▶ **Given exercise**: Out of the lines below, please list those that hold the string "name".

::: Record list

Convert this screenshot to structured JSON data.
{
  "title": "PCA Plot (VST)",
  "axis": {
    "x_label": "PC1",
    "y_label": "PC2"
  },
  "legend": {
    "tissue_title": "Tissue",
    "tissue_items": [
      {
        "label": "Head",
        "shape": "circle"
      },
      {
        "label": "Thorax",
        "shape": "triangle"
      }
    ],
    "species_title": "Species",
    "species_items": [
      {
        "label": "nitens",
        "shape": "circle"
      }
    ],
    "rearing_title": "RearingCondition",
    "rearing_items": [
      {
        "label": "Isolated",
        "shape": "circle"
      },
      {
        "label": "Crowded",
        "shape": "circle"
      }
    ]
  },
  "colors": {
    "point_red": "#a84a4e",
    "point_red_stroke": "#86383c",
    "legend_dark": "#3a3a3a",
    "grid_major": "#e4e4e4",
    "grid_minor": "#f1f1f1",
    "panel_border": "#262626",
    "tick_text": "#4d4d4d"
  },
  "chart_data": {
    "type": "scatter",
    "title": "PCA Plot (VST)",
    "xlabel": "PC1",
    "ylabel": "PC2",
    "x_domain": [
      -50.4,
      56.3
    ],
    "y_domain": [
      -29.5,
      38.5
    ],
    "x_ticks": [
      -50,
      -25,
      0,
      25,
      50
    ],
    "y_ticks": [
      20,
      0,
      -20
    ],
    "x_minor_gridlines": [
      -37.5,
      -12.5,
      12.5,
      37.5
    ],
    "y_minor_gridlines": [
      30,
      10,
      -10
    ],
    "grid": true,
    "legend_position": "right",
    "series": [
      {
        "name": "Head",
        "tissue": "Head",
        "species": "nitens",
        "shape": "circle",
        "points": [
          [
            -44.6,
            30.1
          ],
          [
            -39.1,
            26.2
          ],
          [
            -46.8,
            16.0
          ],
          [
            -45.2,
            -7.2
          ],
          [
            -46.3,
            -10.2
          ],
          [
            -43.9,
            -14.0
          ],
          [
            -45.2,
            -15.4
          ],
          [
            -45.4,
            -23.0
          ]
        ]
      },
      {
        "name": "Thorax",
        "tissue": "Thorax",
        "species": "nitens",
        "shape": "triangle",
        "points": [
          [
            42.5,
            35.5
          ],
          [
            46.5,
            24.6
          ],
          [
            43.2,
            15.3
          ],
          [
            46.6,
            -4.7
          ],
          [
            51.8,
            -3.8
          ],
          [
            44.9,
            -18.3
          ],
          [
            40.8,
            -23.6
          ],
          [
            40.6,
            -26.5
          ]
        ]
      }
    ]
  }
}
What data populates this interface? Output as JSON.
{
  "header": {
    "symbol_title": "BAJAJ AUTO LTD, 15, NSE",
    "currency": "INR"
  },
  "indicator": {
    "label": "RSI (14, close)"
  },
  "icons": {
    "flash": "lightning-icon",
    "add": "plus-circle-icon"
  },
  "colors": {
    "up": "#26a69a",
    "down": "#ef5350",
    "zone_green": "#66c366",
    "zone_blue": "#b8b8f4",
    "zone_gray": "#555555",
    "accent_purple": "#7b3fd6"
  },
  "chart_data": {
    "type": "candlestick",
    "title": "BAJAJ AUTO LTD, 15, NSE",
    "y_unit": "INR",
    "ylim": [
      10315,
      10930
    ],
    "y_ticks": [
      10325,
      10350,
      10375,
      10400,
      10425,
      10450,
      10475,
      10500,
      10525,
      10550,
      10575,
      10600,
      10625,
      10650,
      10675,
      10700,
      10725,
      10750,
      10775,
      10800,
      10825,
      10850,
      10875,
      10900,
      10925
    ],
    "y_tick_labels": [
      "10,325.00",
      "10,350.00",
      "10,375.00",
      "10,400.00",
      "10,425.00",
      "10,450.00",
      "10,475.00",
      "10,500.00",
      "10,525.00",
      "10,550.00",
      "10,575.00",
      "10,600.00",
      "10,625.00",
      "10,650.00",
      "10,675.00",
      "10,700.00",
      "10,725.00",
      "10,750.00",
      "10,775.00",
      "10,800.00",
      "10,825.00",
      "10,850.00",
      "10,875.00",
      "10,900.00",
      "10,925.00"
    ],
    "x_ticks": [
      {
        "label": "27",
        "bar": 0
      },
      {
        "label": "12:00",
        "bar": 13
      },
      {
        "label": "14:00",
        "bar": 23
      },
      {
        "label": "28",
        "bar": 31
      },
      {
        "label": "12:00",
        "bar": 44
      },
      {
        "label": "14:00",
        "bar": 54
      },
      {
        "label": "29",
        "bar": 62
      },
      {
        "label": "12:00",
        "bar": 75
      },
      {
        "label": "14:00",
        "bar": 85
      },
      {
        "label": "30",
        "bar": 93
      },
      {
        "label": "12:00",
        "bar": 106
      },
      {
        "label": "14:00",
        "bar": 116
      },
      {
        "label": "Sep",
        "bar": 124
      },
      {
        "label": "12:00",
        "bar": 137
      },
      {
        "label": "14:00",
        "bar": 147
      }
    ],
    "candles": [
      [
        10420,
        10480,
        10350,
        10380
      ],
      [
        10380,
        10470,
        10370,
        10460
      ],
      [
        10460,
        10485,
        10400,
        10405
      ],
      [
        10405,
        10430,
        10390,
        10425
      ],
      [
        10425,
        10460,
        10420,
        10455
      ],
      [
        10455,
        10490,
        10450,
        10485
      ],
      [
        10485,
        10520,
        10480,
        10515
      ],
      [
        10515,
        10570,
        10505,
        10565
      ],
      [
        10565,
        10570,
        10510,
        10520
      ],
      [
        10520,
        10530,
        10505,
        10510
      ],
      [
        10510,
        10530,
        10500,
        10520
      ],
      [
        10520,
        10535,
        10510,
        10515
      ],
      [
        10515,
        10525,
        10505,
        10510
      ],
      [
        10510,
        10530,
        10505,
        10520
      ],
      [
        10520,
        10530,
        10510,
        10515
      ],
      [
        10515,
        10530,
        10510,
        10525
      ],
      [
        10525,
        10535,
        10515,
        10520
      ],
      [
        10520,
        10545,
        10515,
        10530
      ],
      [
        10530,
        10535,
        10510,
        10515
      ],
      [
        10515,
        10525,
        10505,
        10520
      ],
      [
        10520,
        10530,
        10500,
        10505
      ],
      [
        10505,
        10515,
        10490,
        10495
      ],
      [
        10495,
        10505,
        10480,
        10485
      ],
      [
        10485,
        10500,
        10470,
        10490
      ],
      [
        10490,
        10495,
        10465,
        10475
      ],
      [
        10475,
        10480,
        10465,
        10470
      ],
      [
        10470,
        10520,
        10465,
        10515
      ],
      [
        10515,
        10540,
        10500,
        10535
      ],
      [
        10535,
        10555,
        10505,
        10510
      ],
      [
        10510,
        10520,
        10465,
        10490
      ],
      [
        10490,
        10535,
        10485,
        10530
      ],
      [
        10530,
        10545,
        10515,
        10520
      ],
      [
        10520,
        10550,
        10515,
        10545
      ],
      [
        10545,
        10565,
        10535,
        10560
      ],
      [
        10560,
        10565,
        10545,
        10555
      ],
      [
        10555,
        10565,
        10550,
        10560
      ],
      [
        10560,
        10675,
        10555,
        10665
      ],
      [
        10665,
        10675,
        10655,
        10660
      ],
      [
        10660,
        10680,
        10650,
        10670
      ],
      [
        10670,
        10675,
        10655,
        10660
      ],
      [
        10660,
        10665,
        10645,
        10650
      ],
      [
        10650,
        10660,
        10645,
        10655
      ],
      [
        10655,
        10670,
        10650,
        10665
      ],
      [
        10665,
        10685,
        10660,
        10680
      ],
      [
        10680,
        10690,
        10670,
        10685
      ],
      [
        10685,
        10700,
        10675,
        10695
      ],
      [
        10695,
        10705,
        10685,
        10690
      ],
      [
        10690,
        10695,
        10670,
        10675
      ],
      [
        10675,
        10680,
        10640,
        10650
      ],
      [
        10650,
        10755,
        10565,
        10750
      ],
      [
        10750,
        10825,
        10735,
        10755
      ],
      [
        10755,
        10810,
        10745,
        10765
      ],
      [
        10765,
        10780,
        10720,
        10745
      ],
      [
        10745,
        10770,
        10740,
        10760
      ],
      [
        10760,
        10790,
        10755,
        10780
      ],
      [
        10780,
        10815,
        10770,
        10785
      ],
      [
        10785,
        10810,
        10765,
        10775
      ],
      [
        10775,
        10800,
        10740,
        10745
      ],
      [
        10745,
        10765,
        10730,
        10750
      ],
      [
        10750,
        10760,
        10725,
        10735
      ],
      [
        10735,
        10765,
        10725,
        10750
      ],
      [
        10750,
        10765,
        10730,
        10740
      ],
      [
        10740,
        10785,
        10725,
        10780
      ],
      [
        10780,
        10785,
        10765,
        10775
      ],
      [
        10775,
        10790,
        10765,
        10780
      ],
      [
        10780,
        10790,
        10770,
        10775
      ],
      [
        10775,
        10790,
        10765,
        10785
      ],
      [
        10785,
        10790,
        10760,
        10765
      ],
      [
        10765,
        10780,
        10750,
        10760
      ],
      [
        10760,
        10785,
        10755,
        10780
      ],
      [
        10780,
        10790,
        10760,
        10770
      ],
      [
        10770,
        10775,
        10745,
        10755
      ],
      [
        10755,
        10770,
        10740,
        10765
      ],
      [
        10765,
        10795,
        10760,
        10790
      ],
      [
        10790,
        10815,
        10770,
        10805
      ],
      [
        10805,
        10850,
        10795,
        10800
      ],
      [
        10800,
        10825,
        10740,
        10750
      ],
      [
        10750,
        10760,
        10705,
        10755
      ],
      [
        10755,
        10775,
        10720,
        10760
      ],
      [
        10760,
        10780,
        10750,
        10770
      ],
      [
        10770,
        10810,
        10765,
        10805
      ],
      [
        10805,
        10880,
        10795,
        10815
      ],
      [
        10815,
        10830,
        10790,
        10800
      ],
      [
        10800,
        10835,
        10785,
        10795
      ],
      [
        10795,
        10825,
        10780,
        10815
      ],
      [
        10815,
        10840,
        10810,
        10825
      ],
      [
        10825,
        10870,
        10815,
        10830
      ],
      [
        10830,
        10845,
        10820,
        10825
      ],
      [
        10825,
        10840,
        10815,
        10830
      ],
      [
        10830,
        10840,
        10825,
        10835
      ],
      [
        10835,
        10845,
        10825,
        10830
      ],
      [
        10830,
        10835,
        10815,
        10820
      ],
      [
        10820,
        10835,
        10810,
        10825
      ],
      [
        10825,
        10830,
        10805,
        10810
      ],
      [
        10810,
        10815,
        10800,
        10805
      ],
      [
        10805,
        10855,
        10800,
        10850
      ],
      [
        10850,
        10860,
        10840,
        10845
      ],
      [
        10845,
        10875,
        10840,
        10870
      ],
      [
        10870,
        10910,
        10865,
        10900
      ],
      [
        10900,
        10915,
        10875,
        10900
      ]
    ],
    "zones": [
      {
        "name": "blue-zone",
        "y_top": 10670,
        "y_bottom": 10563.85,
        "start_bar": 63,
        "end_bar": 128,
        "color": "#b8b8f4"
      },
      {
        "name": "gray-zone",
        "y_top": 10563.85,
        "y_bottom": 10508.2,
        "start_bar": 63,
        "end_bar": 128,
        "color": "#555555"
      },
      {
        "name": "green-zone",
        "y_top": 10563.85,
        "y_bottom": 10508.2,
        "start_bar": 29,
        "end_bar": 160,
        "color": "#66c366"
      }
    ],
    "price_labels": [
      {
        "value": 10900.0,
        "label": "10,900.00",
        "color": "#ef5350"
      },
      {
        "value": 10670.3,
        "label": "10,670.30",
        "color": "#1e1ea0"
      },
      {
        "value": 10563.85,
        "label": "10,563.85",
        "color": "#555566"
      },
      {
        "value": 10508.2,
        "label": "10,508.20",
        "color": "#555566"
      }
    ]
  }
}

::::::

▶ **Response to the exercise**:
        "name": "Head",
        "name": "Thorax",
        "name": "blue-zone",
        "name": "gray-zone",
        "name": "green-zone",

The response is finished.